++++ Items

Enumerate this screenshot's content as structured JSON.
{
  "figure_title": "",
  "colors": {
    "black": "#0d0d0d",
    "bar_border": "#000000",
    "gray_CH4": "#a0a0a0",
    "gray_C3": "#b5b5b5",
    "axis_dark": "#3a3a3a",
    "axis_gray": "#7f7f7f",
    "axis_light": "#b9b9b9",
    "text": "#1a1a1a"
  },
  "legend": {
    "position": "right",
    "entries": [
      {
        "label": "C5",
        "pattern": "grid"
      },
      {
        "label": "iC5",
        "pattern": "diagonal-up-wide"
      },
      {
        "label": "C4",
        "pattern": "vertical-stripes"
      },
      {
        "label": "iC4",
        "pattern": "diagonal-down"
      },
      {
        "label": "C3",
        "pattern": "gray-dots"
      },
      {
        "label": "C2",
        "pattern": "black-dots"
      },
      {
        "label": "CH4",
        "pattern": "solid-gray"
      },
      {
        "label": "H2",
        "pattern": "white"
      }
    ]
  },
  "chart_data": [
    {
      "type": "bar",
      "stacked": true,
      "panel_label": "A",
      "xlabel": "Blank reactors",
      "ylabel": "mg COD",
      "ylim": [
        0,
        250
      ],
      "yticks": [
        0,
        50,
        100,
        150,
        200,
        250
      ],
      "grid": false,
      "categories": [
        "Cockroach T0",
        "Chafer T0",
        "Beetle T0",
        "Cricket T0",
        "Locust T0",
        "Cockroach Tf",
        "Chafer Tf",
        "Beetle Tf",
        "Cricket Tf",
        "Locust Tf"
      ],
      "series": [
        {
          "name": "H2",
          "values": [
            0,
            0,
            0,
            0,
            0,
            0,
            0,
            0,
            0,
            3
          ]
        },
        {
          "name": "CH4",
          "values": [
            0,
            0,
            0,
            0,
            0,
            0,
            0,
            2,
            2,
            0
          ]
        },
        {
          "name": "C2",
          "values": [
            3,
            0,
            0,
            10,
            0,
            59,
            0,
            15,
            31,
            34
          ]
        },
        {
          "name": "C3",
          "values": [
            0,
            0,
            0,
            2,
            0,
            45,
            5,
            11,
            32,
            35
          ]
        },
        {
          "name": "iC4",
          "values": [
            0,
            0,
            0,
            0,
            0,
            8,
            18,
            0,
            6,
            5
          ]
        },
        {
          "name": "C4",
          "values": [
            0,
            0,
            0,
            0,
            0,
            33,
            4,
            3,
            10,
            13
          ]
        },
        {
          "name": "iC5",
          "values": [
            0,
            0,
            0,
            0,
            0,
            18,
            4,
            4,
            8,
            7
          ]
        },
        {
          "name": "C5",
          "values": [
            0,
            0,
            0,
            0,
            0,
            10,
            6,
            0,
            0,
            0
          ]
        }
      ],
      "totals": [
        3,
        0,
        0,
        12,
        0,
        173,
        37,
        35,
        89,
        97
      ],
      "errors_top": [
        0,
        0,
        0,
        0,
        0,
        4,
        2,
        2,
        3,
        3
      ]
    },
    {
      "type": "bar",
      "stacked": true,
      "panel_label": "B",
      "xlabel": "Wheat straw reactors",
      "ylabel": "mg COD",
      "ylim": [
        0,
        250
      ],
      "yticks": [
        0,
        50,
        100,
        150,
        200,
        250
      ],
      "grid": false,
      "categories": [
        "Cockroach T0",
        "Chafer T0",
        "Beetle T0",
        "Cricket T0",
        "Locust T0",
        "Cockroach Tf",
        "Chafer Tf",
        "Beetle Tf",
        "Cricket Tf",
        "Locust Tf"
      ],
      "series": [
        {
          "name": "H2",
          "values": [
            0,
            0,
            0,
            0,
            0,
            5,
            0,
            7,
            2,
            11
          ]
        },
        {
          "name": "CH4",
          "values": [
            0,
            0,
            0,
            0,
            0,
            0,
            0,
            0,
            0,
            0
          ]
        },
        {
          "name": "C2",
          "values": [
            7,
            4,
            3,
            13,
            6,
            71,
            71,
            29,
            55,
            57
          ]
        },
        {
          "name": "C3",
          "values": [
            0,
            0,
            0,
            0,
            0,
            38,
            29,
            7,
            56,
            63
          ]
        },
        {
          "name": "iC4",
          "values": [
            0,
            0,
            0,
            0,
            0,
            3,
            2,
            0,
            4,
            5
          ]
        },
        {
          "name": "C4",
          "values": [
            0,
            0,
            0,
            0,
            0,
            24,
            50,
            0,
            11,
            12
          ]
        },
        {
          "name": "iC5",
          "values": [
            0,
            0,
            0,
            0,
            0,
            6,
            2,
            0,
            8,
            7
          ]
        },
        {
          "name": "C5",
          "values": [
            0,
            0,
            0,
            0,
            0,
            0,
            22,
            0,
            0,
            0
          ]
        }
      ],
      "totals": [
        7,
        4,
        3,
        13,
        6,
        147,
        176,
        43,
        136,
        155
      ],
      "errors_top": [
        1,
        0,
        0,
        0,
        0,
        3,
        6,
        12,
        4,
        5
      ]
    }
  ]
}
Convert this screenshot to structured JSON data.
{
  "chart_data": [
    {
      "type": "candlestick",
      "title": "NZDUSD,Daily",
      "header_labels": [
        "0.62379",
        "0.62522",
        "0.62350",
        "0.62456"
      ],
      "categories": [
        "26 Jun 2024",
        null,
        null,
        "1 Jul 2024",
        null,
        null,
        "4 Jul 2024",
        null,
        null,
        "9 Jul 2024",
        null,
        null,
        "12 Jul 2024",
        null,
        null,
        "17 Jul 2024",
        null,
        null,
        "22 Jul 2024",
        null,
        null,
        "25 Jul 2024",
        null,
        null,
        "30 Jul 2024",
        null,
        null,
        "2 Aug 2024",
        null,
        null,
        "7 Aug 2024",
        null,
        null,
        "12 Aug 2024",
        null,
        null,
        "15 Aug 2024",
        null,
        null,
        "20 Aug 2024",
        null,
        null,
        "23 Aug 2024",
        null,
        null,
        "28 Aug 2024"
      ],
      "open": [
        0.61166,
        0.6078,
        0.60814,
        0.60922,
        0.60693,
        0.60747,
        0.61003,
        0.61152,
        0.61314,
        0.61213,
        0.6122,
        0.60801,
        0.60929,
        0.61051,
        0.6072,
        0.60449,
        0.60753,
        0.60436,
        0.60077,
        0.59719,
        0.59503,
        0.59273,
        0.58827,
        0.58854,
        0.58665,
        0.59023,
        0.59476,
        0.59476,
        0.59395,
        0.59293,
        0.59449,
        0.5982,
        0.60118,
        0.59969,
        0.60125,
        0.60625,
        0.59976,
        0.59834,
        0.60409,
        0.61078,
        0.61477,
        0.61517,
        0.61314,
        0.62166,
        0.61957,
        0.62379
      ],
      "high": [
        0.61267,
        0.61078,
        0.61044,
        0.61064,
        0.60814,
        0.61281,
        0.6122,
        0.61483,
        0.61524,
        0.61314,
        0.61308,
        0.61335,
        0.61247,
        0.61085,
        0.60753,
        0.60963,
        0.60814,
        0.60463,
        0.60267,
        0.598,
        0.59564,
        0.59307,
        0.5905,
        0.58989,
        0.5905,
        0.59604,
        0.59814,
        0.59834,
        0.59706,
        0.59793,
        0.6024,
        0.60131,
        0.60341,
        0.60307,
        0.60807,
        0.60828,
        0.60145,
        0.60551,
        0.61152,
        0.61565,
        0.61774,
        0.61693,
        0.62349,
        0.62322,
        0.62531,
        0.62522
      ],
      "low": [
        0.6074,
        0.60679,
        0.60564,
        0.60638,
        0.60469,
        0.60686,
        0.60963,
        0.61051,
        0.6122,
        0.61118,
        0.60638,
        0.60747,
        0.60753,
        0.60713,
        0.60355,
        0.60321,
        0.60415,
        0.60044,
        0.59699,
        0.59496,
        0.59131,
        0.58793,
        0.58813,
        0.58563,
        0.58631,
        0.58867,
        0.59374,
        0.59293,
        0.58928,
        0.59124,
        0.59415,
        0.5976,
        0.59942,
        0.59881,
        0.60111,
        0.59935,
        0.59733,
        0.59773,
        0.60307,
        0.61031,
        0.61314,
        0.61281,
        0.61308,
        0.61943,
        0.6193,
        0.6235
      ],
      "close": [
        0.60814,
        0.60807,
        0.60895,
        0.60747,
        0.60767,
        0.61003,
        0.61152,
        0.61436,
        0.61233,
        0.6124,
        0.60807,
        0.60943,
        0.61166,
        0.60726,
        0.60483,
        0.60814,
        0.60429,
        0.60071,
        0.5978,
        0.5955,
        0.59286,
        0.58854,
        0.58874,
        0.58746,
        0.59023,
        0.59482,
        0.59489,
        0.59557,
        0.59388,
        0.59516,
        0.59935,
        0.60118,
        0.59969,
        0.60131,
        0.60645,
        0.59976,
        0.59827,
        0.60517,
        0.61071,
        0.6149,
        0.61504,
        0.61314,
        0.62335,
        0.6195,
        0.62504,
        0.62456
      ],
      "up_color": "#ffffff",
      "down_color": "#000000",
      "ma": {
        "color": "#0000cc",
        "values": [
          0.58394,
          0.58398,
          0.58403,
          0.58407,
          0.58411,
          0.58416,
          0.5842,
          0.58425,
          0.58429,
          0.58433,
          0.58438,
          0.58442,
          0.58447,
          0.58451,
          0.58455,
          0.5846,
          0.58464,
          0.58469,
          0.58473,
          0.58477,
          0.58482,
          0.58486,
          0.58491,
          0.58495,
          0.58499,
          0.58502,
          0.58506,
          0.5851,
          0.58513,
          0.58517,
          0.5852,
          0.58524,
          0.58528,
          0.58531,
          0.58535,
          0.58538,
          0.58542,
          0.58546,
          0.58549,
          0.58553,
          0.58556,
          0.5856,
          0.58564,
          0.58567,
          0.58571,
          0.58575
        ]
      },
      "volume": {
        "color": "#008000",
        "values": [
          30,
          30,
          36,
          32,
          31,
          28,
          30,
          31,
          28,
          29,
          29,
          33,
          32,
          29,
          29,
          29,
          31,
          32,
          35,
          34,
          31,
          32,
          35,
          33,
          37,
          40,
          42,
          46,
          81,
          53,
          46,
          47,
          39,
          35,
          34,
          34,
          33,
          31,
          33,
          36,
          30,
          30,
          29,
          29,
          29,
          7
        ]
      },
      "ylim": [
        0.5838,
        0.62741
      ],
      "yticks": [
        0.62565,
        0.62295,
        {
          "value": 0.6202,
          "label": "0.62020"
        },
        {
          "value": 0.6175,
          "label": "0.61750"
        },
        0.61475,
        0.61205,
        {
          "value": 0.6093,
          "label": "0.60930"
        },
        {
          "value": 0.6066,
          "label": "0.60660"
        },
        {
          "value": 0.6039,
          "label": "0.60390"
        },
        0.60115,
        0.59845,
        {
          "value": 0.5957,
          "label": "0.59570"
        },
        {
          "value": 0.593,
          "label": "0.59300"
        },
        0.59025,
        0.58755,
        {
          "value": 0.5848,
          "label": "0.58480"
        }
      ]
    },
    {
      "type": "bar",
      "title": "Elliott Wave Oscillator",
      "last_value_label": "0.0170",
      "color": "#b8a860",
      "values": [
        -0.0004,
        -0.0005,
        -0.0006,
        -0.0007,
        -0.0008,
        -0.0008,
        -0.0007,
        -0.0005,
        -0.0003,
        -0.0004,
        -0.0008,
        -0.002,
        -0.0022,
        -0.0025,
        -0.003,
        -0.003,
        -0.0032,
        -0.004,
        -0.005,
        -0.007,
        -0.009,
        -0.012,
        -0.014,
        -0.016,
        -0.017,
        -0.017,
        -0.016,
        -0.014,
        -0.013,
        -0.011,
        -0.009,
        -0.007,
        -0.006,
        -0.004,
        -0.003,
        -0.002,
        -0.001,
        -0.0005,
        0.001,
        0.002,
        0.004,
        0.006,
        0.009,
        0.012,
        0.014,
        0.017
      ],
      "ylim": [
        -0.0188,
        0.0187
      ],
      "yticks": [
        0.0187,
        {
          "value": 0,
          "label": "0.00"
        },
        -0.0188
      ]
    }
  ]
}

++++++++

= Challenge =
Copy, from the material, each line that holds the string "dots".

= Task solution =
        "pattern": "gray-dots"
        "pattern": "black-dots"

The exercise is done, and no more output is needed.